◆ **Exercise goal**
Output all lines exactly, with nothing added or dropped.

= = =

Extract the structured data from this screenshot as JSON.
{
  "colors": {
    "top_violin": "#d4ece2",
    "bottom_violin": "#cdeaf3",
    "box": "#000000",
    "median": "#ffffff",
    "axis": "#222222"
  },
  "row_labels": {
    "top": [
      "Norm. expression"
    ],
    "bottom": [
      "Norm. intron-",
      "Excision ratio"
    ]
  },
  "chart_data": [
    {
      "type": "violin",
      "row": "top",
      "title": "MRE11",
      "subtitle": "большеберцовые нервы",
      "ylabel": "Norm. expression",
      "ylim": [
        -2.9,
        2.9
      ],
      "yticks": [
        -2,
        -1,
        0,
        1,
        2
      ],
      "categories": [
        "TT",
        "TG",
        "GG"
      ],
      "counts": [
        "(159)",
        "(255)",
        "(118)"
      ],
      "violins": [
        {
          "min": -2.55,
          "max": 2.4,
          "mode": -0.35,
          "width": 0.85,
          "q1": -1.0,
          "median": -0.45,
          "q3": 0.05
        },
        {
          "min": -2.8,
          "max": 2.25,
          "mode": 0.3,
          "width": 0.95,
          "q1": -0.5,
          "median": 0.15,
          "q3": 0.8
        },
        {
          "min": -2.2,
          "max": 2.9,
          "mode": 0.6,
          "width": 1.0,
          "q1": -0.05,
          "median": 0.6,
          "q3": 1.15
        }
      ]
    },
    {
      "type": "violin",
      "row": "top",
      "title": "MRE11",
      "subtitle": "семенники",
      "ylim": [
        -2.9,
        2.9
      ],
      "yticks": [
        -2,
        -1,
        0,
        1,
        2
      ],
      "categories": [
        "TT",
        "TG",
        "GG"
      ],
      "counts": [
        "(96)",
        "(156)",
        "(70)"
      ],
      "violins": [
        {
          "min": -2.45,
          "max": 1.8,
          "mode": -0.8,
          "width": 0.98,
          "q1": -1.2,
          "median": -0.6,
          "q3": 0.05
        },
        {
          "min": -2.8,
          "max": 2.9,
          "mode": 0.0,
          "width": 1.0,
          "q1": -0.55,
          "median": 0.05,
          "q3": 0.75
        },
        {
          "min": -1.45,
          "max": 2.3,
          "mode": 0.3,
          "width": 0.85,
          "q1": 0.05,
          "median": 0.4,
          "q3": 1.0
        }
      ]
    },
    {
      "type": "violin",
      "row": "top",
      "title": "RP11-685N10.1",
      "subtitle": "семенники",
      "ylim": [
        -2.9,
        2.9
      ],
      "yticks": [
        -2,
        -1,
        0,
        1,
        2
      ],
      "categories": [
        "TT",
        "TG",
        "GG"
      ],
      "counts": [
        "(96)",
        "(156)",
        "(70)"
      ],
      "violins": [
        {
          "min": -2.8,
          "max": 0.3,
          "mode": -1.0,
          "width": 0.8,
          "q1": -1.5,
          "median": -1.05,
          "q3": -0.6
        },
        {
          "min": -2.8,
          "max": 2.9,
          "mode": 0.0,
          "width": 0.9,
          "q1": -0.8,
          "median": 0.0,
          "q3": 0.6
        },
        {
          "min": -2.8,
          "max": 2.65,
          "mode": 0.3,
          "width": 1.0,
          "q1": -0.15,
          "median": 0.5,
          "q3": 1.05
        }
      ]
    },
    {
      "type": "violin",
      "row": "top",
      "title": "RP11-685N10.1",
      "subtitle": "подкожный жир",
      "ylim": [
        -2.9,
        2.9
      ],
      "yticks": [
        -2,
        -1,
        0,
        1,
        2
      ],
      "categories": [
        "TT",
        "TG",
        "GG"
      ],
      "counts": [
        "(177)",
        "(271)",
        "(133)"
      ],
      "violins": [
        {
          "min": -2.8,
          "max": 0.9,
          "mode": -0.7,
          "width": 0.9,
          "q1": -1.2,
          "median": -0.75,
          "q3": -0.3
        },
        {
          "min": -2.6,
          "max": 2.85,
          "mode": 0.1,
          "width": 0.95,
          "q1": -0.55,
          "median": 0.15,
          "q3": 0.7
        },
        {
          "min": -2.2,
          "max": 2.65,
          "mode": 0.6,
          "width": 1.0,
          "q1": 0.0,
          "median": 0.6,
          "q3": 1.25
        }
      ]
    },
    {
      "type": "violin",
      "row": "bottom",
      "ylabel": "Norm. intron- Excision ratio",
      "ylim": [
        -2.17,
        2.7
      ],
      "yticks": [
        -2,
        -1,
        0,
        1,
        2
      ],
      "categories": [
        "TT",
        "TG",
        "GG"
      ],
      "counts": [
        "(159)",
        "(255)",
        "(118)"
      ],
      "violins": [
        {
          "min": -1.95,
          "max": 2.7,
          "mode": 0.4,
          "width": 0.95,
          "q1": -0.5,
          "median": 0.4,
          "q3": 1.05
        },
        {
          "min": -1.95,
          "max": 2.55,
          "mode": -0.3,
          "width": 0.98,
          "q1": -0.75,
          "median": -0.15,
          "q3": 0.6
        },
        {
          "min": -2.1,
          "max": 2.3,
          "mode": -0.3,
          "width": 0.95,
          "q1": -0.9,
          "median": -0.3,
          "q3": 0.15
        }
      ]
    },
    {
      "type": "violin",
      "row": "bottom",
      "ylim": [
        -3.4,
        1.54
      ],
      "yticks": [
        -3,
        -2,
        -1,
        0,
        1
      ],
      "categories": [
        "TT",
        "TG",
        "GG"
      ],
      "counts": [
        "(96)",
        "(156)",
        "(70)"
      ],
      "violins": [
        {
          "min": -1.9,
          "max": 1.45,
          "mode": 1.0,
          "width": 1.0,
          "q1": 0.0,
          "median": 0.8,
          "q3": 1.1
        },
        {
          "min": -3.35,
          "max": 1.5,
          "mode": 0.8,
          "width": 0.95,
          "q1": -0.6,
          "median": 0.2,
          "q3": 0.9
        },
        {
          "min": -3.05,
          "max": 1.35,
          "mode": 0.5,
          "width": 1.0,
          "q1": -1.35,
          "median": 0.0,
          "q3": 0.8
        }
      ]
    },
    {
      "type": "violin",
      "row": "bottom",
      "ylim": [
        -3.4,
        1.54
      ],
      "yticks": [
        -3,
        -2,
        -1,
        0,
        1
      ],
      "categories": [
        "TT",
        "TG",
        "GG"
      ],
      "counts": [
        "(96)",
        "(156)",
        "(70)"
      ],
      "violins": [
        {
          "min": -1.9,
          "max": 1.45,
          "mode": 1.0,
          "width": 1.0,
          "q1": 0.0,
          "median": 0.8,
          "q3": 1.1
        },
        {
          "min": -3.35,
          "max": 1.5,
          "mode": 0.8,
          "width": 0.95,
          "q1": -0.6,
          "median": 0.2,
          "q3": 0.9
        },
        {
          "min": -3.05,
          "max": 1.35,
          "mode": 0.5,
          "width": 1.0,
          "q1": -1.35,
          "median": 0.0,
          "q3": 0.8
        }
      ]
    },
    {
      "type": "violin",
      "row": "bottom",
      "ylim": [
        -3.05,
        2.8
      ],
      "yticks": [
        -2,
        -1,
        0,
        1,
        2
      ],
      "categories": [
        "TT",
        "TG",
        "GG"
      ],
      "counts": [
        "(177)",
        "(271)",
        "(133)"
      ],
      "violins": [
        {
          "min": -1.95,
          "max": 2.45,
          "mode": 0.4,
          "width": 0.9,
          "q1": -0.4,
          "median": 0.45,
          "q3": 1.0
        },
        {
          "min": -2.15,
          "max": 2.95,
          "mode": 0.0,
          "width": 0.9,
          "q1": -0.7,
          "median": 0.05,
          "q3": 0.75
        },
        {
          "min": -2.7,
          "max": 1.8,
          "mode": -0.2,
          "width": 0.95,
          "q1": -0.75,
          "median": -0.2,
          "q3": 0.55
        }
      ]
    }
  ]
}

= = =

◆ **Exercise output**
Extract the structured data from this screenshot as JSON.
{
  "colors": {
    "top_violin": "#d4ece2",
    "bottom_violin": "#cdeaf3",
    "box": "#000000",
    "median": "#ffffff",
    "axis": "#222222"
  },
  "row_labels": {
    "top": [
      "Norm. expression"
    ],
    "bottom": [
      "Norm. intron-",
      "Excision ratio"
    ]
  },
  "chart_data": [
    {
      "type": "violin",
      "row": "top",
      "title": "MRE11",
      "subtitle": "большеберцовые нервы",
      "ylabel": "Norm. expression",
      "ylim": [
        -2.9,
        2.9
      ],
      "yticks": [
        -2,
        -1,
        0,
        1,
        2
      ],
      "categories": [
        "TT",
        "TG",
        "GG"
      ],
      "counts": [
        "(159)",
        "(255)",
        "(118)"
      ],
      "violins": [
        {
          "min": -2.55,
          "max": 2.4,
          "mode": -0.35,
          "width": 0.85,
          "q1": -1.0,
          "median": -0.45,
          "q3": 0.05
        },
        {
          "min": -2.8,
          "max": 2.25,
          "mode": 0.3,
          "width": 0.95,
          "q1": -0.5,
          "median": 0.15,
          "q3": 0.8
        },
        {
          "min": -2.2,
          "max": 2.9,
          "mode": 0.6,
          "width": 1.0,
          "q1": -0.05,
          "median": 0.6,
          "q3": 1.15
        }
      ]
    },
    {
      "type": "violin",
      "row": "top",
      "title": "MRE11",
      "subtitle": "семенники",
      "ylim": [
        -2.9,
        2.9
      ],
      "yticks": [
        -2,
        -1,
        0,
        1,
        2
      ],
      "categories": [
        "TT",
        "TG",
        "GG"
      ],
      "counts": [
        "(96)",
        "(156)",
        "(70)"
      ],
      "violins": [
        {
          "min": -2.45,
          "max": 1.8,
          "mode": -0.8,
          "width": 0.98,
          "q1": -1.2,
          "median": -0.6,
          "q3": 0.05
        },
        {
          "min": -2.8,
          "max": 2.9,
          "mode": 0.0,
          "width": 1.0,
          "q1": -0.55,
          "median": 0.05,
          "q3": 0.75
        },
        {
          "min": -1.45,
          "max": 2.3,
          "mode": 0.3,
          "width": 0.85,
          "q1": 0.05,
          "median": 0.4,
          "q3": 1.0
        }
      ]
    },
    {
      "type": "violin",
      "row": "top",
      "title": "RP11-685N10.1",
      "subtitle": "семенники",
      "ylim": [
        -2.9,
        2.9
      ],
      "yticks": [
        -2,
        -1,
        0,
        1,
        2
      ],
      "categories": [
        "TT",
        "TG",
        "GG"
      ],
      "counts": [
        "(96)",
        "(156)",
        "(70)"
      ],
      "violins": [
        {
          "min": -2.8,
          "max": 0.3,
          "mode": -1.0,
          "width": 0.8,
          "q1": -1.5,
          "median": -1.05,
          "q3": -0.6
        },
        {
          "min": -2.8,
          "max": 2.9,
          "mode": 0.0,
          "width": 0.9,
          "q1": -0.8,
          "median": 0.0,
          "q3": 0.6
        },
        {
          "min": -2.8,
          "max": 2.65,
          "mode": 0.3,
          "width": 1.0,
          "q1": -0.15,
          "median": 0.5,
          "q3": 1.05
        }
      ]
    },
    {
      "type": "violin",
      "row": "top",
      "title": "RP11-685N10.1",
      "subtitle": "подкожный жир",
      "ylim": [
        -2.9,
        2.9
      ],
      "yticks": [
        -2,
        -1,
        0,
        1,
        2
      ],
      "categories": [
        "TT",
        "TG",
        "GG"
      ],
      "counts": [
        "(177)",
        "(271)",
        "(133)"
      ],
      "violins": [
        {
          "min": -2.8,
          "max": 0.9,
          "mode": -0.7,
          "width": 0.9,
          "q1": -1.2,
          "median": -0.75,
          "q3": -0.3
        },
        {
          "min": -2.6,
          "max": 2.85,
          "mode": 0.1,
          "width": 0.95,
          "q1": -0.55,
          "median": 0.15,
          "q3": 0.7
        },
        {
          "min": -2.2,
          "max": 2.65,
          "mode": 0.6,
          "width": 1.0,
          "q1": 0.0,
          "median": 0.6,
          "q3": 1.25
        }
      ]
    },
    {
      "type": "violin",
      "row": "bottom",
      "ylabel": "Norm. intron- Excision ratio",
      "ylim": [
        -2.17,
        2.7
      ],
      "yticks": [
        -2,
        -1,
        0,
        1,
        2
      ],
      "categories": [
        "TT",
        "TG",
        "GG"
      ],
      "counts": [
        "(159)",
        "(255)",
        "(118)"
      ],
      "violins": [
        {
          "min": -1.95,
          "max": 2.7,
          "mode": 0.4,
          "width": 0.95,
          "q1": -0.5,
          "median": 0.4,
          "q3": 1.05
        },
        {
          "min": -1.95,
          "max": 2.55,
          "mode": -0.3,
          "width": 0.98,
          "q1": -0.75,
          "median": -0.15,
          "q3": 0.6
        },
        {
          "min": -2.1,
          "max": 2.3,
          "mode": -0.3,
          "width": 0.95,
          "q1": -0.9,
          "median": -0.3,
          "q3": 0.15
        }
      ]
    },
    {
      "type": "violin",
      "row": "bottom",
      "ylim": [
        -3.4,
        1.54
      ],
      "yticks": [
        -3,
        -2,
        -1,
        0,
        1
      ],
      "categories": [
        "TT",
        "TG",
        "GG"
      ],
      "counts": [
        "(96)",
        "(156)",
        "(70)"
      ],
      "violins": [
        {
          "min": -1.9,
          "max": 1.45,
          "mode": 1.0,
          "width": 1.0,
          "q1": 0.0,
          "median": 0.8,
          "q3": 1.1
        },
        {
          "min": -3.35,
          "max": 1.5,
          "mode": 0.8,
          "width": 0.95,
          "q1": -0.6,
          "median": 0.2,
          "q3": 0.9
        },
        {
          "min": -3.05,
          "max": 1.35,
          "mode": 0.5,
          "width": 1.0,
          "q1": -1.35,
          "median": 0.0,
          "q3": 0.8
        }
      ]
    },
    {
      "type": "violin",
      "row": "bottom",
      "ylim": [
        -3.4,
        1.54
      ],
      "yticks": [
        -3,
        -2,
        -1,
        0,
        1
      ],
      "categories": [
        "TT",
        "TG",
        "GG"
      ],
      "counts": [
        "(96)",
        "(156)",
        "(70)"
      ],
      "violins": [
        {
          "min": -1.9,
          "max": 1.45,
          "mode": 1.0,
          "width": 1.0,
          "q1": 0.0,
          "median": 0.8,
          "q3": 1.1
        },
        {
          "min": -3.35,
          "max": 1.5,
          "mode": 0.8,
          "width": 0.95,
          "q1": -0.6,
          "median": 0.2,
          "q3": 0.9
        },
        {
          "min": -3.05,
          "max": 1.35,
          "mode": 0.5,
          "width": 1.0,
          "q1": -1.35,
          "median": 0.0,
          "q3": 0.8
        }
      ]
    },
    {
      "type": "violin",
      "row": "bottom",
      "ylim": [
        -3.05,
        2.8
      ],
      "yticks": [
        -2,
        -1,
        0,
        1,
        2
      ],
      "categories": [
        "TT",
        "TG",
        "GG"
      ],
      "counts": [
        "(177)",
        "(271)",
        "(133)"
      ],
      "violins": [
        {
          "min": -1.95,
          "max": 2.45,
          "mode": 0.4,
          "width": 0.9,
          "q1": -0.4,
          "median": 0.45,
          "q3": 1.0
        },
        {
          "min": -2.15,
          "max": 2.95,
          "mode": 0.0,
          "width": 0.9,
          "q1": -0.7,
          "median": 0.05,
          "q3": 0.75
        },
        {
          "min": -2.7,
          "max": 1.8,
          "mode": -0.2,
          "width": 0.95,
          "q1": -0.75,
          "median": -0.2,
          "q3": 0.55
        }
      ]
    }
  ]
}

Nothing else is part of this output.